__YOUR TASK__.
Count the lines containing "accept" in the entries underneath, and state that count without anything else.
--- Begin ---
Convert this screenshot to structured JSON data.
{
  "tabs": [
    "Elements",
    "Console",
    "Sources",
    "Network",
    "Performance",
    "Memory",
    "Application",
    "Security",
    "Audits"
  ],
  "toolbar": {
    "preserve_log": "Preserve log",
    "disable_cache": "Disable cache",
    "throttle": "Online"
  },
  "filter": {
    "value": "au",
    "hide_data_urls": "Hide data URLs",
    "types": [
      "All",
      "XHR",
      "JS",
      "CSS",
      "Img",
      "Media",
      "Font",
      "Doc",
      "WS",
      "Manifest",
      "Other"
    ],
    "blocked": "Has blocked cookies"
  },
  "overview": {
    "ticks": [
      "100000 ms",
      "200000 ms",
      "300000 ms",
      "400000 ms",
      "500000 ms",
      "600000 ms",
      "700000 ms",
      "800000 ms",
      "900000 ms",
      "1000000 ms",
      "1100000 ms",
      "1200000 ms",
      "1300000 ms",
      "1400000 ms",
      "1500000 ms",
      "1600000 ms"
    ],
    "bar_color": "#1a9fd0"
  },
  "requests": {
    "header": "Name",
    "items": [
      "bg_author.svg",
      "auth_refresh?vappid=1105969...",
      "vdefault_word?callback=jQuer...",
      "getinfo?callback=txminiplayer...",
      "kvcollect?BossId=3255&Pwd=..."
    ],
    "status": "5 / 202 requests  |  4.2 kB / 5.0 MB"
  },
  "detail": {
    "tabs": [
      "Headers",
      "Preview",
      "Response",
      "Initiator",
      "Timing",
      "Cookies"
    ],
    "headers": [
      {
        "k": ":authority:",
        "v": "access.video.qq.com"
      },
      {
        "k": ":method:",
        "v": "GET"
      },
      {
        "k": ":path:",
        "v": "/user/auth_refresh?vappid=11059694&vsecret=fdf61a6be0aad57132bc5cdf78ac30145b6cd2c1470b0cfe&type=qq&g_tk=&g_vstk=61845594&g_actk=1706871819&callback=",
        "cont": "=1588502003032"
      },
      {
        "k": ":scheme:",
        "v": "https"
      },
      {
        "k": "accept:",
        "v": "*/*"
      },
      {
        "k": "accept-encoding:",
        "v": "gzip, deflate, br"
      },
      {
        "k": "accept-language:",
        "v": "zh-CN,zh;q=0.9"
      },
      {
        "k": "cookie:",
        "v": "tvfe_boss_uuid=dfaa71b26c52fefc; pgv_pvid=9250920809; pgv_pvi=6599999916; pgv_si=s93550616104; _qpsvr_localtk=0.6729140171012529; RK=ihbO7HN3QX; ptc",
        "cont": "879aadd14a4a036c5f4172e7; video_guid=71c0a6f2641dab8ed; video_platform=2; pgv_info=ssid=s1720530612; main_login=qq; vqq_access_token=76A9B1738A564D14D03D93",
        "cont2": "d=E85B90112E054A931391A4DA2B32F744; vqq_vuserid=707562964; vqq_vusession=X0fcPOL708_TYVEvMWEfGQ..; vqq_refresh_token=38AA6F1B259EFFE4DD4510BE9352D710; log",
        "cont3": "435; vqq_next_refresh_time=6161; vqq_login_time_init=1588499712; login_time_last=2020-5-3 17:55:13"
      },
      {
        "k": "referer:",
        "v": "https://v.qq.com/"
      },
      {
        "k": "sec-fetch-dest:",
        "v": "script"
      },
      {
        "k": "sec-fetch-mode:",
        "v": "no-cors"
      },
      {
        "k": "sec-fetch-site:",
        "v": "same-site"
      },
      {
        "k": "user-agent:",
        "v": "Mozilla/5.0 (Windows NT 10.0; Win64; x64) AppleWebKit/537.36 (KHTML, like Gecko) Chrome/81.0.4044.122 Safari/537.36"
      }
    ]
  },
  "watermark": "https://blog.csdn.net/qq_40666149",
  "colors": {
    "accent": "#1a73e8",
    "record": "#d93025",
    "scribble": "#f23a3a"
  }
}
--- End ---
__EXERCISE SOLUTION__.
3